[Begin]
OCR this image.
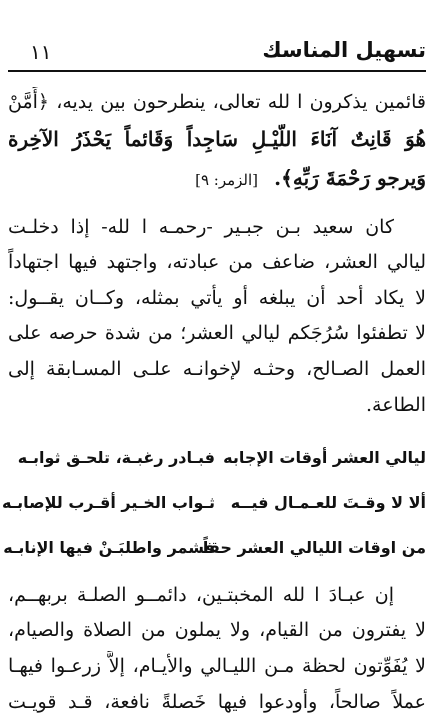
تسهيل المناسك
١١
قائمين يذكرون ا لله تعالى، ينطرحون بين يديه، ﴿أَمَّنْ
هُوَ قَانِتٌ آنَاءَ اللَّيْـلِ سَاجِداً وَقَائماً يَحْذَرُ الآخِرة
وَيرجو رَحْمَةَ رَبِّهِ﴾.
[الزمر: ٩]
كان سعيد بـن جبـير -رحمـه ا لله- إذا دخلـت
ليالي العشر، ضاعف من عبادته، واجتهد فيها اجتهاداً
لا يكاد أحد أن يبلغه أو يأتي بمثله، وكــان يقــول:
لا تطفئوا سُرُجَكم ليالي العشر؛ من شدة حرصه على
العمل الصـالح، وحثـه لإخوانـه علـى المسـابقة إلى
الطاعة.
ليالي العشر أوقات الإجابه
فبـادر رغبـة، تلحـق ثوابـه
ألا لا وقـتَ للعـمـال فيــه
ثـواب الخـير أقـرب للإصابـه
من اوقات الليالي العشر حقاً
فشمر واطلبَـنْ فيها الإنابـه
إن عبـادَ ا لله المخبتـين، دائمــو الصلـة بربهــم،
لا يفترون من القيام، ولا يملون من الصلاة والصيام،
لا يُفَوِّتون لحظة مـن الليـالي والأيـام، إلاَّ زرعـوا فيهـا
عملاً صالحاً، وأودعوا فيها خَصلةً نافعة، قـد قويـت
[End]
■ JOB: Output the records above exactly as they are, leaving out the pictures.

■ WORKED ANSWER:
OCR this image.
تسهيل المناسك
١١
قائمين يذكرون ا لله تعالى، ينطرحون بين يديه، ﴿أَمَّنْ
هُوَ قَانِتٌ آنَاءَ اللَّيْـلِ سَاجِداً وَقَائماً يَحْذَرُ الآخِرة
وَيرجو رَحْمَةَ رَبِّهِ﴾.
[الزمر: ٩]
كان سعيد بـن جبـير -رحمـه ا لله- إذا دخلـت
ليالي العشر، ضاعف من عبادته، واجتهد فيها اجتهاداً
لا يكاد أحد أن يبلغه أو يأتي بمثله، وكــان يقــول:
لا تطفئوا سُرُجَكم ليالي العشر؛ من شدة حرصه على
العمل الصـالح، وحثـه لإخوانـه علـى المسـابقة إلى
الطاعة.
ليالي العشر أوقات الإجابه
فبـادر رغبـة، تلحـق ثوابـه
ألا لا وقـتَ للعـمـال فيــه
ثـواب الخـير أقـرب للإصابـه
من اوقات الليالي العشر حقاً
فشمر واطلبَـنْ فيها الإنابـه
إن عبـادَ ا لله المخبتـين، دائمــو الصلـة بربهــم،
لا يفترون من القيام، ولا يملون من الصلاة والصيام،
لا يُفَوِّتون لحظة مـن الليـالي والأيـام، إلاَّ زرعـوا فيهـا
عملاً صالحاً، وأودعوا فيها خَصلةً نافعة، قـد قويـت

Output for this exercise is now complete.